● Exercise aim
Copy out every line that contains the word "JSON".

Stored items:

════════

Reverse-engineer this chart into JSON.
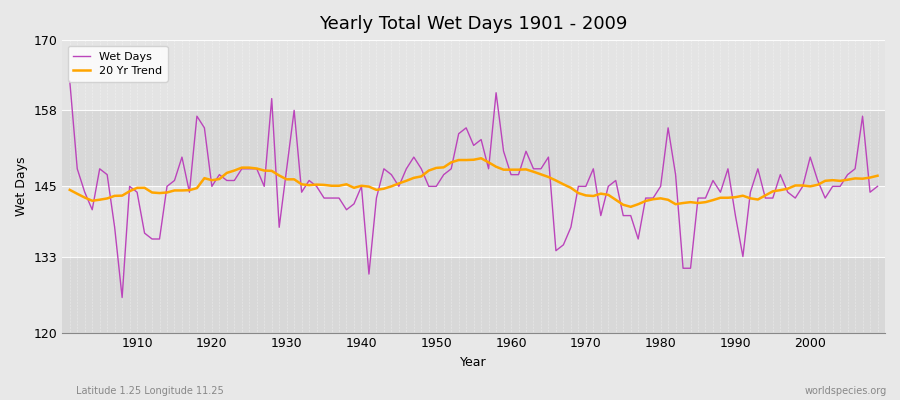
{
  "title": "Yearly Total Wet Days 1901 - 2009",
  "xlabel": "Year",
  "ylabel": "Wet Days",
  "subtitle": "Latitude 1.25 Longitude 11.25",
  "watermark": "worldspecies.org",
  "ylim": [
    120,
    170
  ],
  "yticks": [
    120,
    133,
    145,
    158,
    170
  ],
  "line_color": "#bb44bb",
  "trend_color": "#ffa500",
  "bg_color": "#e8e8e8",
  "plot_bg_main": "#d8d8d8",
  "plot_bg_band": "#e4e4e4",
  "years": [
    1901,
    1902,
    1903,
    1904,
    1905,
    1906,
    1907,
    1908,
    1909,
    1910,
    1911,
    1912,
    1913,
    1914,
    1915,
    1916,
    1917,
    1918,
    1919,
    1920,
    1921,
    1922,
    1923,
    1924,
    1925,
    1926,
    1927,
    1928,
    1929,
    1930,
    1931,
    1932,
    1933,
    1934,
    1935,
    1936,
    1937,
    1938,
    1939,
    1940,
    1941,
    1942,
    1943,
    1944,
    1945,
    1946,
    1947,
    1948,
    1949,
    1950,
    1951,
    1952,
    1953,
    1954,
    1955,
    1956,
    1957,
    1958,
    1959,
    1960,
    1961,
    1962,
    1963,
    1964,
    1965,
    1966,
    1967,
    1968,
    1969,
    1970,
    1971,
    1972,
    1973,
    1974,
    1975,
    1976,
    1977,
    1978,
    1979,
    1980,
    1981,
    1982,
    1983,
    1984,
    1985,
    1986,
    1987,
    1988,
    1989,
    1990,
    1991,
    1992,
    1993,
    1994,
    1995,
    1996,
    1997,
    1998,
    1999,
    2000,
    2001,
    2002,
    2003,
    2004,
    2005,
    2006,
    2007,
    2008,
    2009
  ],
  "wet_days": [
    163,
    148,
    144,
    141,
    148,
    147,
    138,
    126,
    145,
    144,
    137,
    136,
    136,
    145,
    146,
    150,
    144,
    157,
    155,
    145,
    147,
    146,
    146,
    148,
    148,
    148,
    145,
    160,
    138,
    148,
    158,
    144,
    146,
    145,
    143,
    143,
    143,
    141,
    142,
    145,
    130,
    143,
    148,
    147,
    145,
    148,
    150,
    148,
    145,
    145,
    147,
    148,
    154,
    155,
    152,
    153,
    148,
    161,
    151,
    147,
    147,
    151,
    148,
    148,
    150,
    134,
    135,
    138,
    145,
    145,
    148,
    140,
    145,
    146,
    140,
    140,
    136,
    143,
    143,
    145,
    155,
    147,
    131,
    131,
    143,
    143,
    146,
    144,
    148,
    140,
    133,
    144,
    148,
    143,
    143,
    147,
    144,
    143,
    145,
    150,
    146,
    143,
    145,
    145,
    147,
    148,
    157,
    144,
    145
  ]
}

════════

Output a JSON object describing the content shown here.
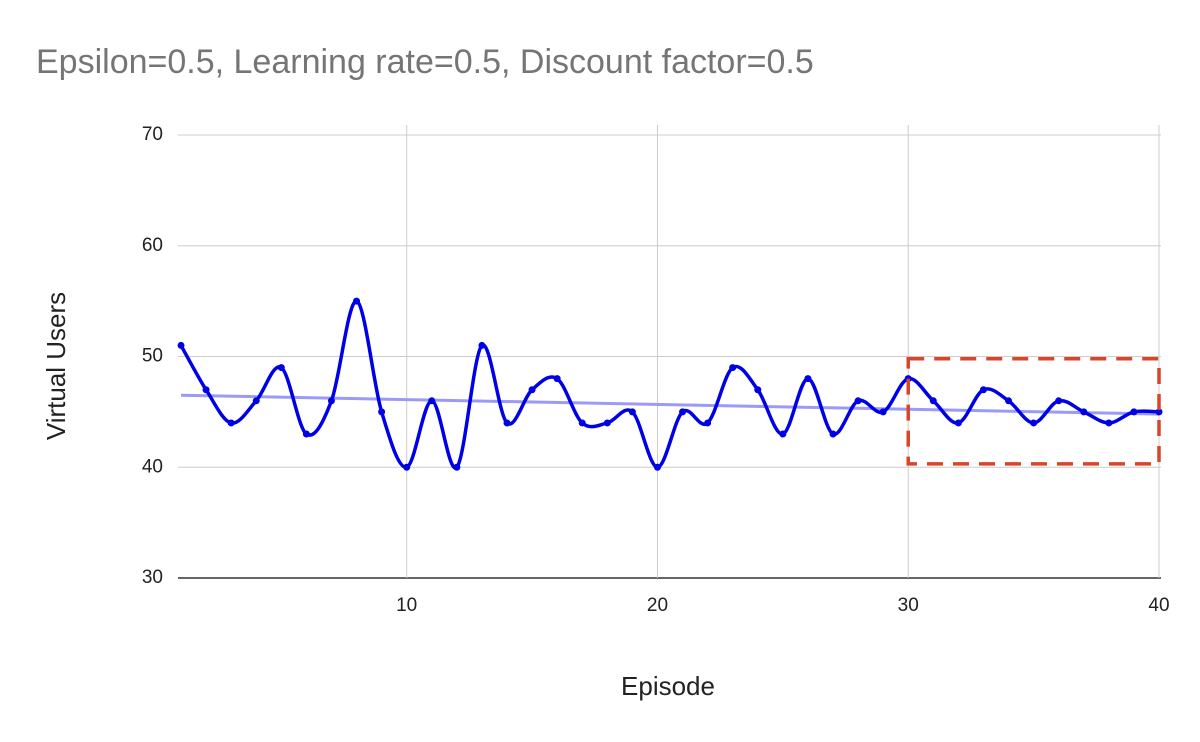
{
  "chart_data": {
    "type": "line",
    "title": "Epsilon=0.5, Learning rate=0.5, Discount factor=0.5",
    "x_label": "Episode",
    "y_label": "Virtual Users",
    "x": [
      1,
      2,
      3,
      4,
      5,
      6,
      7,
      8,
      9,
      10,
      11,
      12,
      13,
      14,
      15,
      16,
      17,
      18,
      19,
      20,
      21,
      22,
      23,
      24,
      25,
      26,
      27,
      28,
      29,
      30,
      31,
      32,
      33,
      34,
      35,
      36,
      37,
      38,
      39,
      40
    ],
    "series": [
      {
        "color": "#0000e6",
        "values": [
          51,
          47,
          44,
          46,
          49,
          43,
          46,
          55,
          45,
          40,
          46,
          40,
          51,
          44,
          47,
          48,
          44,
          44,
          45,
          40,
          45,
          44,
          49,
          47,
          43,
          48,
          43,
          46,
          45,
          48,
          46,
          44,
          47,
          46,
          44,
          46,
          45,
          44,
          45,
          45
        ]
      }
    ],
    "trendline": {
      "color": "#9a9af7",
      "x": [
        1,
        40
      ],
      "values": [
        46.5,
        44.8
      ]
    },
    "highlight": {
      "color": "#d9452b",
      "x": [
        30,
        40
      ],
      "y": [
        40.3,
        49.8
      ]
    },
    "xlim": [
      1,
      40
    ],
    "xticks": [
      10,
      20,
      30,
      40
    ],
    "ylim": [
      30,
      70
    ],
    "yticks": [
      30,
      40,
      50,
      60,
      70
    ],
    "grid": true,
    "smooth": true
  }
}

════════

● Task answer
Reverse-engineer this chart into JSON.
Output a JSON object describing the content shown here.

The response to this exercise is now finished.